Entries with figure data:
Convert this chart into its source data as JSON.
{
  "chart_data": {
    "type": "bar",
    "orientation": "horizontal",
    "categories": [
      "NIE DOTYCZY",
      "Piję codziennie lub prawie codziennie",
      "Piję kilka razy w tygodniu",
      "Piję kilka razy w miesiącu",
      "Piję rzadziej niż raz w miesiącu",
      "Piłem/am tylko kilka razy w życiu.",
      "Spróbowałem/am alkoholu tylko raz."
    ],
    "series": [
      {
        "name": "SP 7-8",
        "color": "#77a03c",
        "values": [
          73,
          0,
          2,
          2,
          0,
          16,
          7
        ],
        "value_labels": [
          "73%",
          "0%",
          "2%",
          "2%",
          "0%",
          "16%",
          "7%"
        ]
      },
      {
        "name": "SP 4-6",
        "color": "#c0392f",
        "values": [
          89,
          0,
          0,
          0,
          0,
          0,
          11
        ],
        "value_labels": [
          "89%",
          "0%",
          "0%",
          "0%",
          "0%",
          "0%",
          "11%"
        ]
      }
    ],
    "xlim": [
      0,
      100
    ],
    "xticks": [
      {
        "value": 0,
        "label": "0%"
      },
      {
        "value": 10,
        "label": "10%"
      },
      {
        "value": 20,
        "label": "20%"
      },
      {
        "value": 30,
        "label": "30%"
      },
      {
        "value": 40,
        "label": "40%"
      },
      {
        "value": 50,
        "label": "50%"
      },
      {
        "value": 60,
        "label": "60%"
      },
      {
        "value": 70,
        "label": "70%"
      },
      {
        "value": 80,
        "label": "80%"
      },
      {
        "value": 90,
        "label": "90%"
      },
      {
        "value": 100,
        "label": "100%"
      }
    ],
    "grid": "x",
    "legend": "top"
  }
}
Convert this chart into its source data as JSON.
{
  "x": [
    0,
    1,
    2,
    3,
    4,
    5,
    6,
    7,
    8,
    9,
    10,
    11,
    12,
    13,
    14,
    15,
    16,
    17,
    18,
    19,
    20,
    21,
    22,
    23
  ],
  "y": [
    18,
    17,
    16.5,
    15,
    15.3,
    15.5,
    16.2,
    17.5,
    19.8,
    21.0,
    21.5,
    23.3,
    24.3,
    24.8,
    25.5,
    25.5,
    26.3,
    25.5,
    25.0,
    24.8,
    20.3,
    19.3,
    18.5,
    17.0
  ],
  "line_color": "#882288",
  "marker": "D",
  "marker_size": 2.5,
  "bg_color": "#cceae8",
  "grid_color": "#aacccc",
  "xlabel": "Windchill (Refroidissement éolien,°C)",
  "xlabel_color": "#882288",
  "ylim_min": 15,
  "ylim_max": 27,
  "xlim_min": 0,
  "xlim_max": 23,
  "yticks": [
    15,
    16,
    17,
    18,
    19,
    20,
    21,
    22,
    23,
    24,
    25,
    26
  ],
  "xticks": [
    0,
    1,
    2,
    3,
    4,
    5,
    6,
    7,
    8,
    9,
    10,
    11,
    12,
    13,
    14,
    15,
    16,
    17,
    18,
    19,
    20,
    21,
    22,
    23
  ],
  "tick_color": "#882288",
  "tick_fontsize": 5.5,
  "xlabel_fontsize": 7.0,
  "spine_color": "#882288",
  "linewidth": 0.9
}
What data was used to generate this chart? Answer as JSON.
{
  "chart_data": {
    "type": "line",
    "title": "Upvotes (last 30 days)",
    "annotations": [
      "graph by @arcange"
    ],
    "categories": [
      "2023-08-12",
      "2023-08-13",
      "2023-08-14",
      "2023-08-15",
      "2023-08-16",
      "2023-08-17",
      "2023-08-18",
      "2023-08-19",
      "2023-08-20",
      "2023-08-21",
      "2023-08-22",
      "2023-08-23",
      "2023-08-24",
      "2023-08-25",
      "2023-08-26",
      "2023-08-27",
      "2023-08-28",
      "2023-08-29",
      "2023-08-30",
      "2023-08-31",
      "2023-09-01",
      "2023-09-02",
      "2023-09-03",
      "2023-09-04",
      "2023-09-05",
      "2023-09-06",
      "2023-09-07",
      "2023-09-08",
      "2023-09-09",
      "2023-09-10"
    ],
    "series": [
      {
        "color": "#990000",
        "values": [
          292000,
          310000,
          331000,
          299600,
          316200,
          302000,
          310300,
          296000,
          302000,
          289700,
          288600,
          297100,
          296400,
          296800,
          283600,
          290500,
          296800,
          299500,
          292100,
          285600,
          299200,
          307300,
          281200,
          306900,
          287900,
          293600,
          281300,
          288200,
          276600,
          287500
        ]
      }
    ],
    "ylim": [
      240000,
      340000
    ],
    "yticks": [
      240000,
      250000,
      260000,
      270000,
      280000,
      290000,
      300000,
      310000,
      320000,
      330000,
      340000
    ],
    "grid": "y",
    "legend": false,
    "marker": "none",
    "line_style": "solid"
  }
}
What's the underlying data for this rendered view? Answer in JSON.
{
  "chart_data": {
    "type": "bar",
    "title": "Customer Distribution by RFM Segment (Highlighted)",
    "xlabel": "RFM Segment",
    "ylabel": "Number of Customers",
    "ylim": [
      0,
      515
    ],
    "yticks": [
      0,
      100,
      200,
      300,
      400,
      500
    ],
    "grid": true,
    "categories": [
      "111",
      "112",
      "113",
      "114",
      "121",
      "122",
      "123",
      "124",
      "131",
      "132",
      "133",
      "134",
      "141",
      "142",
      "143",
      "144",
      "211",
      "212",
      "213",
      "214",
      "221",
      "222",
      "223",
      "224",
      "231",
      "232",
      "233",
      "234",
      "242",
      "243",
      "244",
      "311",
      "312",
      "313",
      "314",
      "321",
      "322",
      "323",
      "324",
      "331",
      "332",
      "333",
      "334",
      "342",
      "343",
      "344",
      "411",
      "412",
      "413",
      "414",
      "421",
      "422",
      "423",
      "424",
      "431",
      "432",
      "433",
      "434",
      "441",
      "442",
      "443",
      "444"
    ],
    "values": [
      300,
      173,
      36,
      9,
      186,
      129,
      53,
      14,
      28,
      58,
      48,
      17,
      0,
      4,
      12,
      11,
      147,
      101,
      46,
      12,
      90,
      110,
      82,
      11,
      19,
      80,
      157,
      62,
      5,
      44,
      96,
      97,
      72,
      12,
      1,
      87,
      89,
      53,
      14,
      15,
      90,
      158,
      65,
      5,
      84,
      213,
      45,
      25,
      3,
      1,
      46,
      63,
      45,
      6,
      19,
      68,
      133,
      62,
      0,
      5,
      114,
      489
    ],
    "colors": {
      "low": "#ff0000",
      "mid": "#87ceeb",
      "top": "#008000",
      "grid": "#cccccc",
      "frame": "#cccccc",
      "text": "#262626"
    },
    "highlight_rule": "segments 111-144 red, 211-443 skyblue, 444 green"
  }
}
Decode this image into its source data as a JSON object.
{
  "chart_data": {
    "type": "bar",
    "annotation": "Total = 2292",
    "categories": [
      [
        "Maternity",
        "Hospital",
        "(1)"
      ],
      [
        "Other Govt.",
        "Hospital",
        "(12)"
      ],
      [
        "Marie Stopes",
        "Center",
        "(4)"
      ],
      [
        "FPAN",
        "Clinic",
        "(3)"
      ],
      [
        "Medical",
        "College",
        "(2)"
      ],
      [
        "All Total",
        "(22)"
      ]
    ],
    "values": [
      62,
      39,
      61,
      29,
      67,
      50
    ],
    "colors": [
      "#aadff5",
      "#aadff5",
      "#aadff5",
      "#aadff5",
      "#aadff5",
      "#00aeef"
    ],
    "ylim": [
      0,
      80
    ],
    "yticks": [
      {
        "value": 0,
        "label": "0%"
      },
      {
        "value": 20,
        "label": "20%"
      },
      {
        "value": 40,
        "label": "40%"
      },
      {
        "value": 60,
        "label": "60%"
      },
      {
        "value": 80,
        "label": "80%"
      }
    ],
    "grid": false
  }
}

PROBLEM:
Write out the full listing exactly as given.

RESPONSE TO THIS TASK:
Convert this chart into its source data as JSON.
{
  "chart_data": {
    "type": "bar",
    "orientation": "horizontal",
    "categories": [
      "NIE DOTYCZY",
      "Piję codziennie lub prawie codziennie",
      "Piję kilka razy w tygodniu",
      "Piję kilka razy w miesiącu",
      "Piję rzadziej niż raz w miesiącu",
      "Piłem/am tylko kilka razy w życiu.",
      "Spróbowałem/am alkoholu tylko raz."
    ],
    "series": [
      {
        "name": "SP 7-8",
        "color": "#77a03c",
        "values": [
          73,
          0,
          2,
          2,
          0,
          16,
          7
        ],
        "value_labels": [
          "73%",
          "0%",
          "2%",
          "2%",
          "0%",
          "16%",
          "7%"
        ]
      },
      {
        "name": "SP 4-6",
        "color": "#c0392f",
        "values": [
          89,
          0,
          0,
          0,
          0,
          0,
          11
        ],
        "value_labels": [
          "89%",
          "0%",
          "0%",
          "0%",
          "0%",
          "0%",
          "11%"
        ]
      }
    ],
    "xlim": [
      0,
      100
    ],
    "xticks": [
      {
        "value": 0,
        "label": "0%"
      },
      {
        "value": 10,
        "label": "10%"
      },
      {
        "value": 20,
        "label": "20%"
      },
      {
        "value": 30,
        "label": "30%"
      },
      {
        "value": 40,
        "label": "40%"
      },
      {
        "value": 50,
        "label": "50%"
      },
      {
        "value": 60,
        "label": "60%"
      },
      {
        "value": 70,
        "label": "70%"
      },
      {
        "value": 80,
        "label": "80%"
      },
      {
        "value": 90,
        "label": "90%"
      },
      {
        "value": 100,
        "label": "100%"
      }
    ],
    "grid": "x",
    "legend": "top"
  }
}
Convert this chart into its source data as JSON.
{
  "x": [
    0,
    1,
    2,
    3,
    4,
    5,
    6,
    7,
    8,
    9,
    10,
    11,
    12,
    13,
    14,
    15,
    16,
    17,
    18,
    19,
    20,
    21,
    22,
    23
  ],
  "y": [
    18,
    17,
    16.5,
    15,
    15.3,
    15.5,
    16.2,
    17.5,
    19.8,
    21.0,
    21.5,
    23.3,
    24.3,
    24.8,
    25.5,
    25.5,
    26.3,
    25.5,
    25.0,
    24.8,
    20.3,
    19.3,
    18.5,
    17.0
  ],
  "line_color": "#882288",
  "marker": "D",
  "marker_size": 2.5,
  "bg_color": "#cceae8",
  "grid_color": "#aacccc",
  "xlabel": "Windchill (Refroidissement éolien,°C)",
  "xlabel_color": "#882288",
  "ylim_min": 15,
  "ylim_max": 27,
  "xlim_min": 0,
  "xlim_max": 23,
  "yticks": [
    15,
    16,
    17,
    18,
    19,
    20,
    21,
    22,
    23,
    24,
    25,
    26
  ],
  "xticks": [
    0,
    1,
    2,
    3,
    4,
    5,
    6,
    7,
    8,
    9,
    10,
    11,
    12,
    13,
    14,
    15,
    16,
    17,
    18,
    19,
    20,
    21,
    22,
    23
  ],
  "tick_color": "#882288",
  "tick_fontsize": 5.5,
  "xlabel_fontsize": 7.0,
  "spine_color": "#882288",
  "linewidth": 0.9
}
What data was used to generate this chart? Answer as JSON.
{
  "chart_data": {
    "type": "line",
    "title": "Upvotes (last 30 days)",
    "annotations": [
      "graph by @arcange"
    ],
    "categories": [
      "2023-08-12",
      "2023-08-13",
      "2023-08-14",
      "2023-08-15",
      "2023-08-16",
      "2023-08-17",
      "2023-08-18",
      "2023-08-19",
      "2023-08-20",
      "2023-08-21",
      "2023-08-22",
      "2023-08-23",
      "2023-08-24",
      "2023-08-25",
      "2023-08-26",
      "2023-08-27",
      "2023-08-28",
      "2023-08-29",
      "2023-08-30",
      "2023-08-31",
      "2023-09-01",
      "2023-09-02",
      "2023-09-03",
      "2023-09-04",
      "2023-09-05",
      "2023-09-06",
      "2023-09-07",
      "2023-09-08",
      "2023-09-09",
      "2023-09-10"
    ],
    "series": [
      {
        "color": "#990000",
        "values": [
          292000,
          310000,
          331000,
          299600,
          316200,
          302000,
          310300,
          296000,
          302000,
          289700,
          288600,
          297100,
          296400,
          296800,
          283600,
          290500,
          296800,
          299500,
          292100,
          285600,
          299200,
          307300,
          281200,
          306900,
          287900,
          293600,
          281300,
          288200,
          276600,
          287500
        ]
      }
    ],
    "ylim": [
      240000,
      340000
    ],
    "yticks": [
      240000,
      250000,
      260000,
      270000,
      280000,
      290000,
      300000,
      310000,
      320000,
      330000,
      340000
    ],
    "grid": "y",
    "legend": false,
    "marker": "none",
    "line_style": "solid"
  }
}
What's the underlying data for this rendered view? Answer in JSON.
{
  "chart_data": {
    "type": "bar",
    "title": "Customer Distribution by RFM Segment (Highlighted)",
    "xlabel": "RFM Segment",
    "ylabel": "Number of Customers",
    "ylim": [
      0,
      515
    ],
    "yticks": [
      0,
      100,
      200,
      300,
      400,
      500
    ],
    "grid": true,
    "categories": [
      "111",
      "112",
      "113",
      "114",
      "121",
      "122",
      "123",
      "124",
      "131",
      "132",
      "133",
      "134",
      "141",
      "142",
      "143",
      "144",
      "211",
      "212",
      "213",
      "214",
      "221",
      "222",
      "223",
      "224",
      "231",
      "232",
      "233",
      "234",
      "242",
      "243",
      "244",
      "311",
      "312",
      "313",
      "314",
      "321",
      "322",
      "323",
      "324",
      "331",
      "332",
      "333",
      "334",
      "342",
      "343",
      "344",
      "411",
      "412",
      "413",
      "414",
      "421",
      "422",
      "423",
      "424",
      "431",
      "432",
      "433",
      "434",
      "441",
      "442",
      "443",
      "444"
    ],
    "values": [
      300,
      173,
      36,
      9,
      186,
      129,
      53,
      14,
      28,
      58,
      48,
      17,
      0,
      4,
      12,
      11,
      147,
      101,
      46,
      12,
      90,
      110,
      82,
      11,
      19,
      80,
      157,
      62,
      5,
      44,
      96,
      97,
      72,
      12,
      1,
      87,
      89,
      53,
      14,
      15,
      90,
      158,
      65,
      5,
      84,
      213,
      45,
      25,
      3,
      1,
      46,
      63,
      45,
      6,
      19,
      68,
      133,
      62,
      0,
      5,
      114,
      489
    ],
    "colors": {
      "low": "#ff0000",
      "mid": "#87ceeb",
      "top": "#008000",
      "grid": "#cccccc",
      "frame": "#cccccc",
      "text": "#262626"
    },
    "highlight_rule": "segments 111-144 red, 211-443 skyblue, 444 green"
  }
}
Decode this image into its source data as a JSON object.
{
  "chart_data": {
    "type": "bar",
    "annotation": "Total = 2292",
    "categories": [
      [
        "Maternity",
        "Hospital",
        "(1)"
      ],
      [
        "Other Govt.",
        "Hospital",
        "(12)"
      ],
      [
        "Marie Stopes",
        "Center",
        "(4)"
      ],
      [
        "FPAN",
        "Clinic",
        "(3)"
      ],
      [
        "Medical",
        "College",
        "(2)"
      ],
      [
        "All Total",
        "(22)"
      ]
    ],
    "values": [
      62,
      39,
      61,
      29,
      67,
      50
    ],
    "colors": [
      "#aadff5",
      "#aadff5",
      "#aadff5",
      "#aadff5",
      "#aadff5",
      "#00aeef"
    ],
    "ylim": [
      0,
      80
    ],
    "yticks": [
      {
        "value": 0,
        "label": "0%"
      },
      {
        "value": 20,
        "label": "20%"
      },
      {
        "value": 40,
        "label": "40%"
      },
      {
        "value": 60,
        "label": "60%"
      },
      {
        "value": 80,
        "label": "80%"
      }
    ],
    "grid": false
  }
}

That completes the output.